● YOUR TASK
Copy out the records precisely, omitting pictures.
** start GIVEN DATA **
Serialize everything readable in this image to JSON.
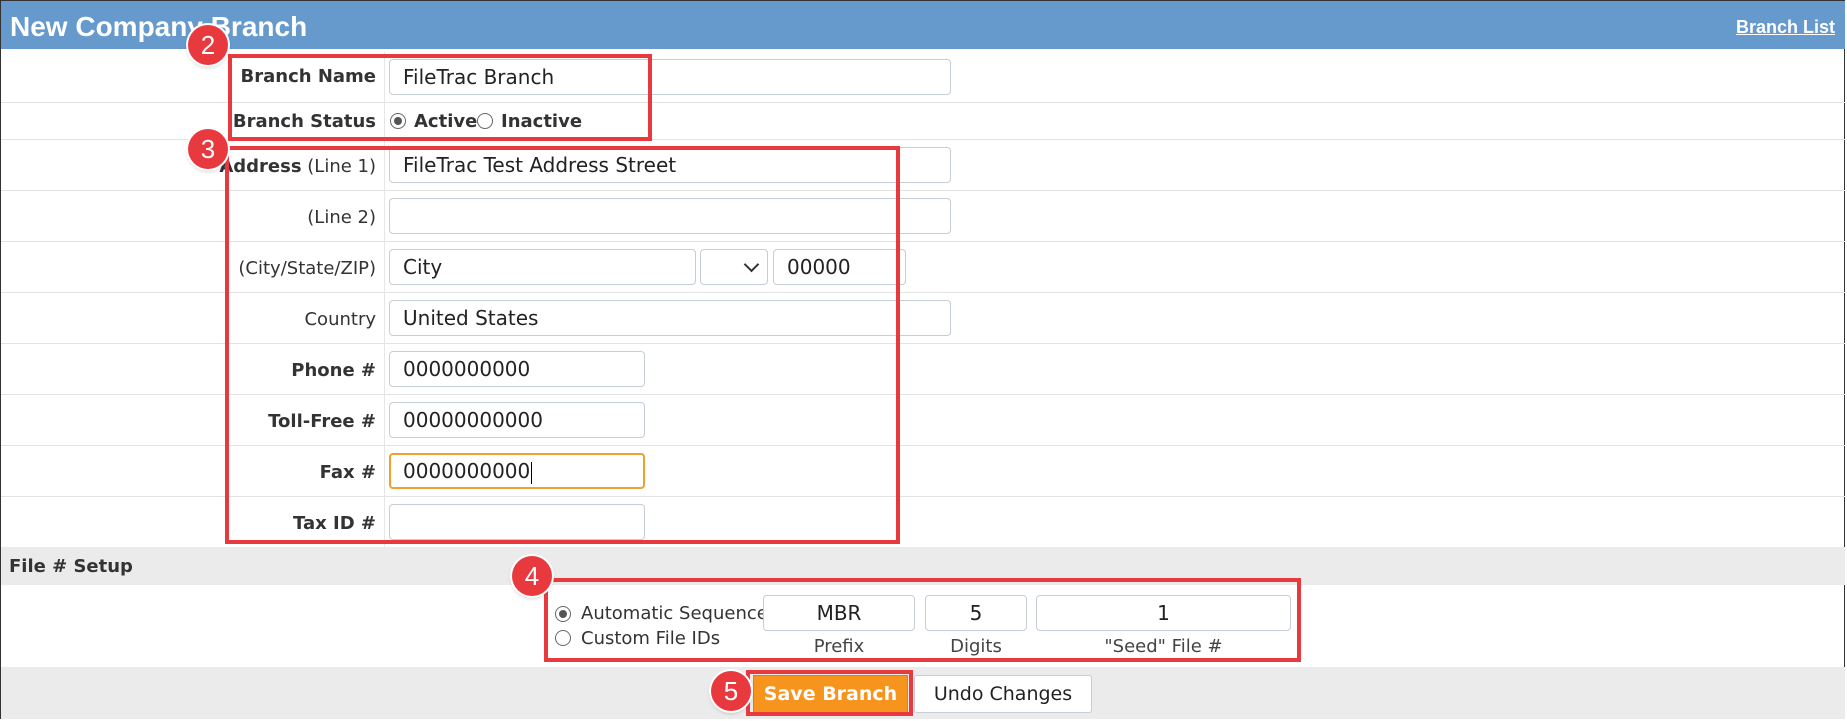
{
  "header": {
    "title": "New Company Branch",
    "link": "Branch List",
    "bg_color": "#6699cc"
  },
  "form": {
    "branch_name": {
      "label": "Branch Name",
      "value": "FileTrac Branch"
    },
    "branch_status": {
      "label": "Branch Status",
      "options": [
        "Active",
        "Inactive"
      ],
      "selected": "Active"
    },
    "address1": {
      "label_bold": "Address",
      "label_rest": " (Line 1)",
      "value": "FileTrac Test Address Street"
    },
    "address2": {
      "label": "(Line 2)",
      "value": ""
    },
    "city_state_zip": {
      "label": "(City/State/ZIP)",
      "city": "City",
      "state": "",
      "zip": "00000"
    },
    "country": {
      "label": "Country",
      "value": "United States"
    },
    "phone": {
      "label": "Phone #",
      "value": "0000000000"
    },
    "toll_free": {
      "label": "Toll-Free #",
      "value": "00000000000"
    },
    "fax": {
      "label": "Fax #",
      "value": "0000000000"
    },
    "tax_id": {
      "label": "Tax ID #",
      "value": ""
    }
  },
  "file_setup": {
    "section_title": "File # Setup",
    "options": [
      "Automatic Sequence",
      "Custom File IDs"
    ],
    "selected": "Automatic Sequence",
    "prefix": {
      "value": "MBR",
      "label": "Prefix"
    },
    "digits": {
      "value": "5",
      "label": "Digits"
    },
    "seed": {
      "value": "1",
      "label": "\"Seed\" File #"
    }
  },
  "actions": {
    "save": "Save Branch",
    "undo": "Undo Changes",
    "save_color": "#f7941d"
  },
  "annotations": [
    "2",
    "3",
    "4",
    "5"
  ],
  "annotation_color": "#e8393e"
}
** end GIVEN DATA **
● CORRECT RESPONSE
Serialize everything readable in this image to JSON.
{
  "header": {
    "title": "New Company Branch",
    "link": "Branch List",
    "bg_color": "#6699cc"
  },
  "form": {
    "branch_name": {
      "label": "Branch Name",
      "value": "FileTrac Branch"
    },
    "branch_status": {
      "label": "Branch Status",
      "options": [
        "Active",
        "Inactive"
      ],
      "selected": "Active"
    },
    "address1": {
      "label_bold": "Address",
      "label_rest": " (Line 1)",
      "value": "FileTrac Test Address Street"
    },
    "address2": {
      "label": "(Line 2)",
      "value": ""
    },
    "city_state_zip": {
      "label": "(City/State/ZIP)",
      "city": "City",
      "state": "",
      "zip": "00000"
    },
    "country": {
      "label": "Country",
      "value": "United States"
    },
    "phone": {
      "label": "Phone #",
      "value": "0000000000"
    },
    "toll_free": {
      "label": "Toll-Free #",
      "value": "00000000000"
    },
    "fax": {
      "label": "Fax #",
      "value": "0000000000"
    },
    "tax_id": {
      "label": "Tax ID #",
      "value": ""
    }
  },
  "file_setup": {
    "section_title": "File # Setup",
    "options": [
      "Automatic Sequence",
      "Custom File IDs"
    ],
    "selected": "Automatic Sequence",
    "prefix": {
      "value": "MBR",
      "label": "Prefix"
    },
    "digits": {
      "value": "5",
      "label": "Digits"
    },
    "seed": {
      "value": "1",
      "label": "\"Seed\" File #"
    }
  },
  "actions": {
    "save": "Save Branch",
    "undo": "Undo Changes",
    "save_color": "#f7941d"
  },
  "annotations": [
    "2",
    "3",
    "4",
    "5"
  ],
  "annotation_color": "#e8393e"
}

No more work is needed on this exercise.